### [What is being asked]
Show all lines holding the string "från".

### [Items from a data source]
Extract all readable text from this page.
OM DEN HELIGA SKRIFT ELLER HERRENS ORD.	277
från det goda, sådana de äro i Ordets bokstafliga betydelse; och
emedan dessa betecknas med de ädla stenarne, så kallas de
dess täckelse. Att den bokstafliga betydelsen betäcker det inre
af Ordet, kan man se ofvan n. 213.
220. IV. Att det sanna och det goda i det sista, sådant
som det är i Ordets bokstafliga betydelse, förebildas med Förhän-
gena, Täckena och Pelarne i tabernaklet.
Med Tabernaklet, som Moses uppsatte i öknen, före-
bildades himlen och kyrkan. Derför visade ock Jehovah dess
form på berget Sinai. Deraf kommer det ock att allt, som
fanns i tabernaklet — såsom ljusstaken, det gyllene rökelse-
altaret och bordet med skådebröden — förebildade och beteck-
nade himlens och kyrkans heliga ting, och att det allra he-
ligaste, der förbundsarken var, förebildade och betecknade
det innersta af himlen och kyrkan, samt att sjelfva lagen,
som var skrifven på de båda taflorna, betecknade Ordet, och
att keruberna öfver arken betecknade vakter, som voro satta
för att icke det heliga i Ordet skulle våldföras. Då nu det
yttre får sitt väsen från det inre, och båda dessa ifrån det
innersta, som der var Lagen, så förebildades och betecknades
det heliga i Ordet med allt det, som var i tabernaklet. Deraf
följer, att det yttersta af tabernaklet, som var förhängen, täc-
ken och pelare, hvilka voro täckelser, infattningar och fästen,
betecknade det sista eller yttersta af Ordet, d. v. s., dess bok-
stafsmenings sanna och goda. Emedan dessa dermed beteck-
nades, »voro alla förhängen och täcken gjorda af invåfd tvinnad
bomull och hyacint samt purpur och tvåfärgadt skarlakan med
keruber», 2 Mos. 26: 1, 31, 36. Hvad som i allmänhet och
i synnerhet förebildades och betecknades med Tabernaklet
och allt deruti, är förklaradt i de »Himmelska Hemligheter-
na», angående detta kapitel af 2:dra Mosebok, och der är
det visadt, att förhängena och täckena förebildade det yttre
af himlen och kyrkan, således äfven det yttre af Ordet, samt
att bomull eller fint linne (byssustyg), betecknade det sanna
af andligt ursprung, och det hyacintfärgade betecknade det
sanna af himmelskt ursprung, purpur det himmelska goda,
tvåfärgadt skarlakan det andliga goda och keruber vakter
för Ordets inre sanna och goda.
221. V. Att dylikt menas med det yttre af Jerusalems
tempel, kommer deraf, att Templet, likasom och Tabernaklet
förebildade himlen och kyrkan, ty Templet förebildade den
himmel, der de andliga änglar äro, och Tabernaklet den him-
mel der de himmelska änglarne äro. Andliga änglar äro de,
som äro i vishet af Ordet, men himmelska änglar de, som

==

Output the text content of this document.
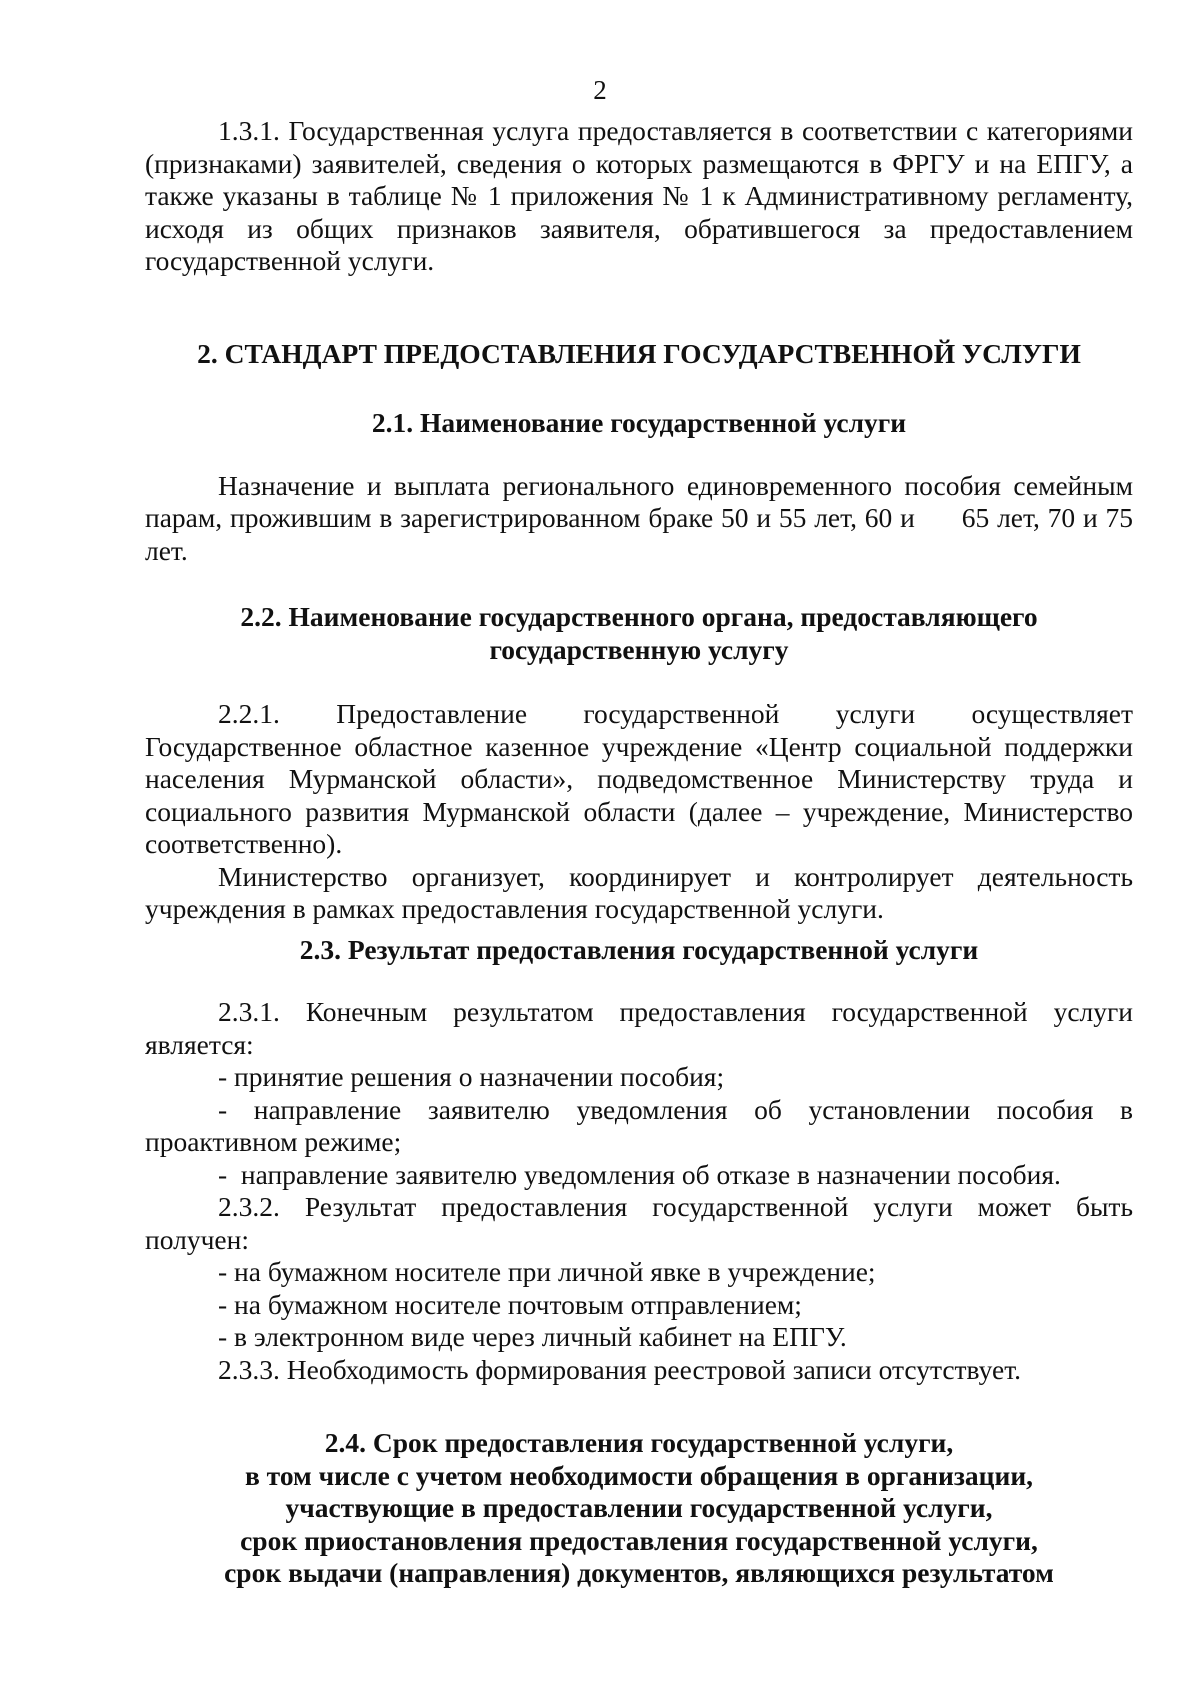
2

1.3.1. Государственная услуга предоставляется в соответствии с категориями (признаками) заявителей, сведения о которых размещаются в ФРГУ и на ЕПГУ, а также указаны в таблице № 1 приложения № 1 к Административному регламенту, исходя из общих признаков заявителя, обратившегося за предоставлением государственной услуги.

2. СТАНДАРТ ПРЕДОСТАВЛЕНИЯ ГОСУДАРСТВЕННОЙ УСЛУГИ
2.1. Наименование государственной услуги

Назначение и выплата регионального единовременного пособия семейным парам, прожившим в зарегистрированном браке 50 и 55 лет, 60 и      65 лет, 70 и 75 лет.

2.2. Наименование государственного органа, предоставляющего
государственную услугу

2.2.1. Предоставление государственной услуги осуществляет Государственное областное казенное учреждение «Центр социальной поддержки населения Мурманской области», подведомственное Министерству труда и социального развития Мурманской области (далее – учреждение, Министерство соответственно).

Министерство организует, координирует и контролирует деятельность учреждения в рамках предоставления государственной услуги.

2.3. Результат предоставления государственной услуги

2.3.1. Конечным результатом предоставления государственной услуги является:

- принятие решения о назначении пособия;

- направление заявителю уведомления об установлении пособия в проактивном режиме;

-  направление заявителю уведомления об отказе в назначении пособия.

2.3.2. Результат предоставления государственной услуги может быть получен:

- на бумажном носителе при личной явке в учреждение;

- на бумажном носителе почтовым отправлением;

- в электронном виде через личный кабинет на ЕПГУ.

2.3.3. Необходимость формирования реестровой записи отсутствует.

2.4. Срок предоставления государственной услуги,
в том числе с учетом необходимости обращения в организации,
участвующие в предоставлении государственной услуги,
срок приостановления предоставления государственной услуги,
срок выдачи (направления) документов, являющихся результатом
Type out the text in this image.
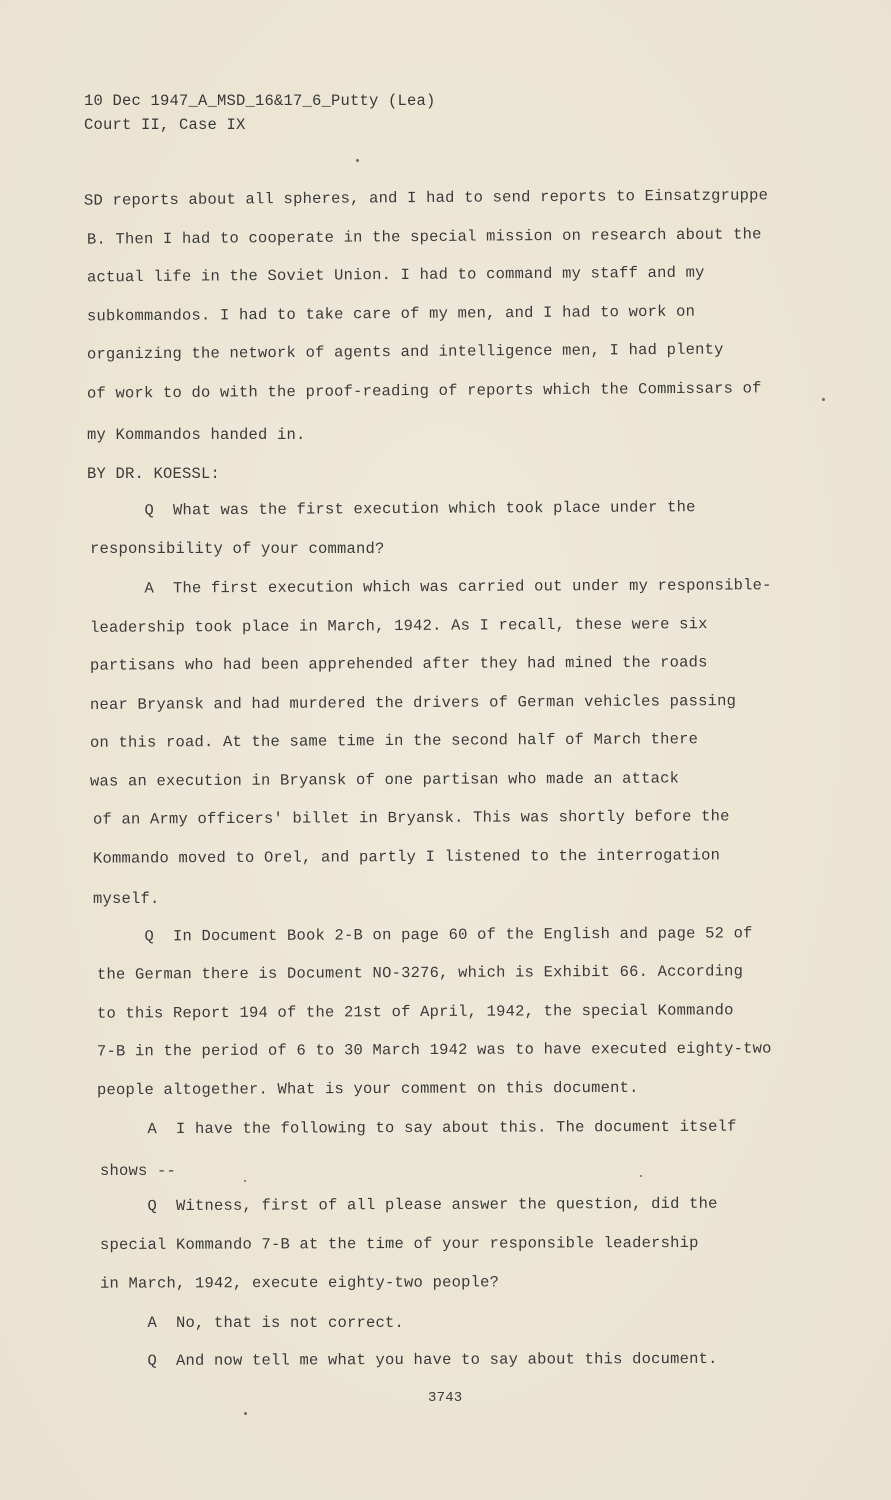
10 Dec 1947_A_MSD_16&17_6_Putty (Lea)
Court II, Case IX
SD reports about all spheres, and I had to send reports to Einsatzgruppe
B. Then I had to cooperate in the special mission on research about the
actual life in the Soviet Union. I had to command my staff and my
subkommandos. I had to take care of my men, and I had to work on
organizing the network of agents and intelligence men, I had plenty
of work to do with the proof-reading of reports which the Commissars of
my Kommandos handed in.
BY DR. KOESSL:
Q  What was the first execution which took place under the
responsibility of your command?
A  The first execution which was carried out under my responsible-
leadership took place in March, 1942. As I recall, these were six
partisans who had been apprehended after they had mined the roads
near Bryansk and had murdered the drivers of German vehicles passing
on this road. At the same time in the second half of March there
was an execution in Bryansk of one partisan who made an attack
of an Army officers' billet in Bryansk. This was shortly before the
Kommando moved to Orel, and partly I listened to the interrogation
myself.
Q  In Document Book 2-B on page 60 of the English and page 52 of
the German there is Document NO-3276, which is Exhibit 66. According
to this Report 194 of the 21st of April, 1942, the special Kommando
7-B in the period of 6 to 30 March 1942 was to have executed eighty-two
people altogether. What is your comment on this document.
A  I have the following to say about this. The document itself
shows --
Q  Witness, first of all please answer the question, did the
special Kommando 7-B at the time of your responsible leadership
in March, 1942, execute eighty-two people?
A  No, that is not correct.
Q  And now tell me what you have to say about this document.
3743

### [Problem solution]
från det goda, sådana de äro i Ordets bokstafliga betydelse; och
yttre får sitt väsen från det inre, och båda dessa ifrån det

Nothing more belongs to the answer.